* DATA LISTING:
++++++
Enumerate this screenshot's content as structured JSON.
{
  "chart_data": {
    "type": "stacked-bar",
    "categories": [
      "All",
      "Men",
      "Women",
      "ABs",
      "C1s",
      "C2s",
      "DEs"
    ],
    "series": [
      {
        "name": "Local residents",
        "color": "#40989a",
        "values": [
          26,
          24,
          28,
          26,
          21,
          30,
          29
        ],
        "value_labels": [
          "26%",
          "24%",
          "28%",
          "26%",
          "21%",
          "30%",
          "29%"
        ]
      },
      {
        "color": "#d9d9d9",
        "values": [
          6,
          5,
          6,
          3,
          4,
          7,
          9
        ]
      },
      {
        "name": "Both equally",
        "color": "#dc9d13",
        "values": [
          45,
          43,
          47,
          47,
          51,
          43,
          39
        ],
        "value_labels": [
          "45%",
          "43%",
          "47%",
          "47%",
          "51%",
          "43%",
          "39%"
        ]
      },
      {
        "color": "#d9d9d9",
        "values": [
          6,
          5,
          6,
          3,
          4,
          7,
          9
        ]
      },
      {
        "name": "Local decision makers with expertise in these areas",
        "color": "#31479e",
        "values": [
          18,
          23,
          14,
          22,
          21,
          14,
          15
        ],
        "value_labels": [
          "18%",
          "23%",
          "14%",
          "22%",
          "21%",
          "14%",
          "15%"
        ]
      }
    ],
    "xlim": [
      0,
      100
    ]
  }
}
++++++
* THE REQUEST: Every record should be given again exactly.

* EXERCISE SOLUTION:
Enumerate this screenshot's content as structured JSON.
{
  "chart_data": {
    "type": "stacked-bar",
    "categories": [
      "All",
      "Men",
      "Women",
      "ABs",
      "C1s",
      "C2s",
      "DEs"
    ],
    "series": [
      {
        "name": "Local residents",
        "color": "#40989a",
        "values": [
          26,
          24,
          28,
          26,
          21,
          30,
          29
        ],
        "value_labels": [
          "26%",
          "24%",
          "28%",
          "26%",
          "21%",
          "30%",
          "29%"
        ]
      },
      {
        "color": "#d9d9d9",
        "values": [
          6,
          5,
          6,
          3,
          4,
          7,
          9
        ]
      },
      {
        "name": "Both equally",
        "color": "#dc9d13",
        "values": [
          45,
          43,
          47,
          47,
          51,
          43,
          39
        ],
        "value_labels": [
          "45%",
          "43%",
          "47%",
          "47%",
          "51%",
          "43%",
          "39%"
        ]
      },
      {
        "color": "#d9d9d9",
        "values": [
          6,
          5,
          6,
          3,
          4,
          7,
          9
        ]
      },
      {
        "name": "Local decision makers with expertise in these areas",
        "color": "#31479e",
        "values": [
          18,
          23,
          14,
          22,
          21,
          14,
          15
        ],
        "value_labels": [
          "18%",
          "23%",
          "14%",
          "22%",
          "21%",
          "14%",
          "15%"
        ]
      }
    ],
    "xlim": [
      0,
      100
    ]
  }
}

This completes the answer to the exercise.